Goal:
Write out the material exactly, leaving every picture behind.

========================

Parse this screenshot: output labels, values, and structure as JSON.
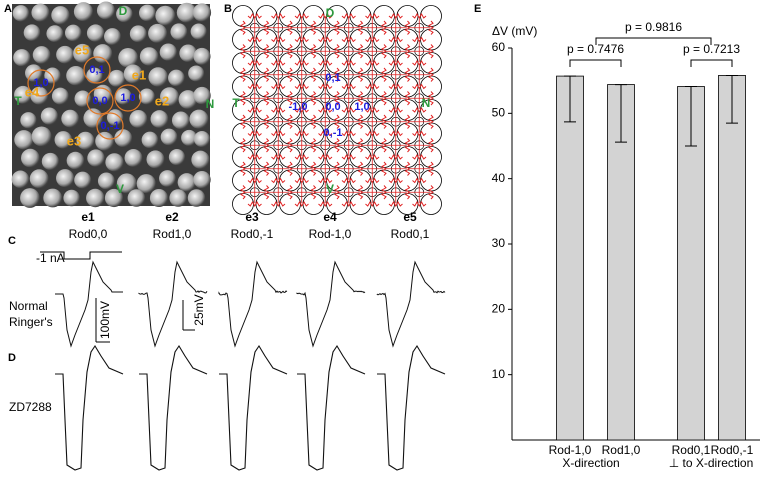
{
  "panel_labels": [
    "A",
    "B",
    "C",
    "D",
    "E"
  ],
  "panel_a": {
    "orientation": [
      "D",
      "T",
      "N",
      "V"
    ],
    "electrodes": [
      "e1",
      "e2",
      "e3",
      "e4",
      "e5"
    ],
    "rods": [
      "0,1",
      "1,0",
      "0,0",
      "1,0",
      "0,-1"
    ]
  },
  "panel_b": {
    "orientation": [
      "D",
      "T",
      "N",
      "V"
    ],
    "rods": [
      "0,1",
      "-1,0",
      "0,0",
      "1,0",
      "0,-1"
    ]
  },
  "traces": {
    "electrodes": [
      "e1",
      "e2",
      "e3",
      "e4",
      "e5"
    ],
    "rods": [
      "Rod0,0",
      "Rod1,0",
      "Rod0,-1",
      "Rod-1,0",
      "Rod0,1"
    ],
    "stimulus": "-1 nA",
    "condition_c": [
      "Normal",
      "Ringer's"
    ],
    "scale_c1": "100mV",
    "scale_c2": "25mV",
    "condition_d": "ZD7288"
  },
  "chart_data": {
    "type": "bar",
    "ylabel": "ΔV (mV)",
    "categories": [
      "Rod-1,0",
      "Rod1,0",
      "Rod0,1",
      "Rod0,-1"
    ],
    "groups": [
      "X-direction",
      "⊥ to X-direction"
    ],
    "values": [
      55.7,
      54.4,
      54.1,
      55.8
    ],
    "errors": [
      7.0,
      8.8,
      9.1,
      7.3
    ],
    "color": "#d3d3d3",
    "ylim": [
      0,
      60
    ],
    "yticks": [
      10,
      20,
      30,
      40,
      50,
      60
    ],
    "annotations": [
      "p = 0.7476",
      "p = 0.7213",
      "p = 0.9816"
    ]
  }
}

========================

Result:
Parse this screenshot: output labels, values, and structure as JSON.
{
  "panel_labels": [
    "A",
    "B",
    "C",
    "D",
    "E"
  ],
  "panel_a": {
    "orientation": [
      "D",
      "T",
      "N",
      "V"
    ],
    "electrodes": [
      "e1",
      "e2",
      "e3",
      "e4",
      "e5"
    ],
    "rods": [
      "0,1",
      "1,0",
      "0,0",
      "1,0",
      "0,-1"
    ]
  },
  "panel_b": {
    "orientation": [
      "D",
      "T",
      "N",
      "V"
    ],
    "rods": [
      "0,1",
      "-1,0",
      "0,0",
      "1,0",
      "0,-1"
    ]
  },
  "traces": {
    "electrodes": [
      "e1",
      "e2",
      "e3",
      "e4",
      "e5"
    ],
    "rods": [
      "Rod0,0",
      "Rod1,0",
      "Rod0,-1",
      "Rod-1,0",
      "Rod0,1"
    ],
    "stimulus": "-1 nA",
    "condition_c": [
      "Normal",
      "Ringer's"
    ],
    "scale_c1": "100mV",
    "scale_c2": "25mV",
    "condition_d": "ZD7288"
  },
  "chart_data": {
    "type": "bar",
    "ylabel": "ΔV (mV)",
    "categories": [
      "Rod-1,0",
      "Rod1,0",
      "Rod0,1",
      "Rod0,-1"
    ],
    "groups": [
      "X-direction",
      "⊥ to X-direction"
    ],
    "values": [
      55.7,
      54.4,
      54.1,
      55.8
    ],
    "errors": [
      7.0,
      8.8,
      9.1,
      7.3
    ],
    "color": "#d3d3d3",
    "ylim": [
      0,
      60
    ],
    "yticks": [
      10,
      20,
      30,
      40,
      50,
      60
    ],
    "annotations": [
      "p = 0.7476",
      "p = 0.7213",
      "p = 0.9816"
    ]
  }
}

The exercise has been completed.